What to produce: Reproduce the following material exactly, including every line.

Exercise materials:
━━━━━━━━━━━━━━━━━━━━

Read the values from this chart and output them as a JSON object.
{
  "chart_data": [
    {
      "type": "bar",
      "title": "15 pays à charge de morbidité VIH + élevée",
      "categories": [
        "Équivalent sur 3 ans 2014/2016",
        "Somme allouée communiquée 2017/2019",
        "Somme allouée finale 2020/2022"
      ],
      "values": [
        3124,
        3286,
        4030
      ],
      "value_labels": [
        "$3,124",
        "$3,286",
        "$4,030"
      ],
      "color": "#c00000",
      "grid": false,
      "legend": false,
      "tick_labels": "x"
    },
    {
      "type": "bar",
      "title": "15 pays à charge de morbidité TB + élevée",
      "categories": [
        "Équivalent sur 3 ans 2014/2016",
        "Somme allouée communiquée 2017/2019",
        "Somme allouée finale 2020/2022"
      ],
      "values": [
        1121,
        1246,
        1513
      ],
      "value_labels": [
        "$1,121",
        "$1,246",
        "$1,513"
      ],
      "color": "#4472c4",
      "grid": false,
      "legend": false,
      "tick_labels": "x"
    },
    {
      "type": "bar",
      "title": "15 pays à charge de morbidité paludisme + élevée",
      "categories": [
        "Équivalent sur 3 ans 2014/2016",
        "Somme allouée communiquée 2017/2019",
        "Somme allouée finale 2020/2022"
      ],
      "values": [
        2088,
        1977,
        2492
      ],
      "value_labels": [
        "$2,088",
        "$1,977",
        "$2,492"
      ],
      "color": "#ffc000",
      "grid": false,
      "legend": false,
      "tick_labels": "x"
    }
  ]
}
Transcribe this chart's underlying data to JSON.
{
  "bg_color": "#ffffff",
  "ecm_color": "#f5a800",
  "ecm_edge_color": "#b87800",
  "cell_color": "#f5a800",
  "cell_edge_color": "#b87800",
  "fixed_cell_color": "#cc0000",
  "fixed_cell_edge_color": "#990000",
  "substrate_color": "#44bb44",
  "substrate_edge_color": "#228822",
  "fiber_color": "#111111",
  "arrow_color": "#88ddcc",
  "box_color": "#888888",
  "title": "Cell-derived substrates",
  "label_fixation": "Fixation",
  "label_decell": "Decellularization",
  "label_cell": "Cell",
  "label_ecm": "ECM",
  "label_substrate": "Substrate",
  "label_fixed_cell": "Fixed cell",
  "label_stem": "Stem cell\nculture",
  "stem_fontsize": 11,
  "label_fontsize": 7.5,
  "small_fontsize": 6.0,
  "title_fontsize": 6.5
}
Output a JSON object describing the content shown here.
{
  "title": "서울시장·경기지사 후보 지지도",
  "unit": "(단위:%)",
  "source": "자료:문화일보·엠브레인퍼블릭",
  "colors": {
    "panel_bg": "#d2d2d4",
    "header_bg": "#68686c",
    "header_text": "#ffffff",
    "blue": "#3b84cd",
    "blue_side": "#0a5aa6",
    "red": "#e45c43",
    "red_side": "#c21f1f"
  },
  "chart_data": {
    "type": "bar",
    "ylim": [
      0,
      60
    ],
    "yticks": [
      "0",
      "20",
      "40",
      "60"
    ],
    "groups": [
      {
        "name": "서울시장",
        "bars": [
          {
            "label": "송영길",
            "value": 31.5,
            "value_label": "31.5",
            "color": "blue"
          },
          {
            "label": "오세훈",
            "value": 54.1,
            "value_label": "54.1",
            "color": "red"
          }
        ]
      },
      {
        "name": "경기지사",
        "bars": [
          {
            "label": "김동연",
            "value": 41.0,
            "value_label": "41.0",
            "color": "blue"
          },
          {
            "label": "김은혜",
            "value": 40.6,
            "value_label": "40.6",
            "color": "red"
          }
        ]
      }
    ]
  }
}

━━━━━━━━━━━━━━━━━━━━

Output below:
Read the values from this chart and output them as a JSON object.
{
  "chart_data": [
    {
      "type": "bar",
      "title": "15 pays à charge de morbidité VIH + élevée",
      "categories": [
        "Équivalent sur 3 ans 2014/2016",
        "Somme allouée communiquée 2017/2019",
        "Somme allouée finale 2020/2022"
      ],
      "values": [
        3124,
        3286,
        4030
      ],
      "value_labels": [
        "$3,124",
        "$3,286",
        "$4,030"
      ],
      "color": "#c00000",
      "grid": false,
      "legend": false,
      "tick_labels": "x"
    },
    {
      "type": "bar",
      "title": "15 pays à charge de morbidité TB + élevée",
      "categories": [
        "Équivalent sur 3 ans 2014/2016",
        "Somme allouée communiquée 2017/2019",
        "Somme allouée finale 2020/2022"
      ],
      "values": [
        1121,
        1246,
        1513
      ],
      "value_labels": [
        "$1,121",
        "$1,246",
        "$1,513"
      ],
      "color": "#4472c4",
      "grid": false,
      "legend": false,
      "tick_labels": "x"
    },
    {
      "type": "bar",
      "title": "15 pays à charge de morbidité paludisme + élevée",
      "categories": [
        "Équivalent sur 3 ans 2014/2016",
        "Somme allouée communiquée 2017/2019",
        "Somme allouée finale 2020/2022"
      ],
      "values": [
        2088,
        1977,
        2492
      ],
      "value_labels": [
        "$2,088",
        "$1,977",
        "$2,492"
      ],
      "color": "#ffc000",
      "grid": false,
      "legend": false,
      "tick_labels": "x"
    }
  ]
}
Transcribe this chart's underlying data to JSON.
{
  "bg_color": "#ffffff",
  "ecm_color": "#f5a800",
  "ecm_edge_color": "#b87800",
  "cell_color": "#f5a800",
  "cell_edge_color": "#b87800",
  "fixed_cell_color": "#cc0000",
  "fixed_cell_edge_color": "#990000",
  "substrate_color": "#44bb44",
  "substrate_edge_color": "#228822",
  "fiber_color": "#111111",
  "arrow_color": "#88ddcc",
  "box_color": "#888888",
  "title": "Cell-derived substrates",
  "label_fixation": "Fixation",
  "label_decell": "Decellularization",
  "label_cell": "Cell",
  "label_ecm": "ECM",
  "label_substrate": "Substrate",
  "label_fixed_cell": "Fixed cell",
  "label_stem": "Stem cell\nculture",
  "stem_fontsize": 11,
  "label_fontsize": 7.5,
  "small_fontsize": 6.0,
  "title_fontsize": 6.5
}
Output a JSON object describing the content shown here.
{
  "title": "서울시장·경기지사 후보 지지도",
  "unit": "(단위:%)",
  "source": "자료:문화일보·엠브레인퍼블릭",
  "colors": {
    "panel_bg": "#d2d2d4",
    "header_bg": "#68686c",
    "header_text": "#ffffff",
    "blue": "#3b84cd",
    "blue_side": "#0a5aa6",
    "red": "#e45c43",
    "red_side": "#c21f1f"
  },
  "chart_data": {
    "type": "bar",
    "ylim": [
      0,
      60
    ],
    "yticks": [
      "0",
      "20",
      "40",
      "60"
    ],
    "groups": [
      {
        "name": "서울시장",
        "bars": [
          {
            "label": "송영길",
            "value": 31.5,
            "value_label": "31.5",
            "color": "blue"
          },
          {
            "label": "오세훈",
            "value": 54.1,
            "value_label": "54.1",
            "color": "red"
          }
        ]
      },
      {
        "name": "경기지사",
        "bars": [
          {
            "label": "김동연",
            "value": 41.0,
            "value_label": "41.0",
            "color": "blue"
          },
          {
            "label": "김은혜",
            "value": 40.6,
            "value_label": "40.6",
            "color": "red"
          }
        ]
      }
    ]
  }
}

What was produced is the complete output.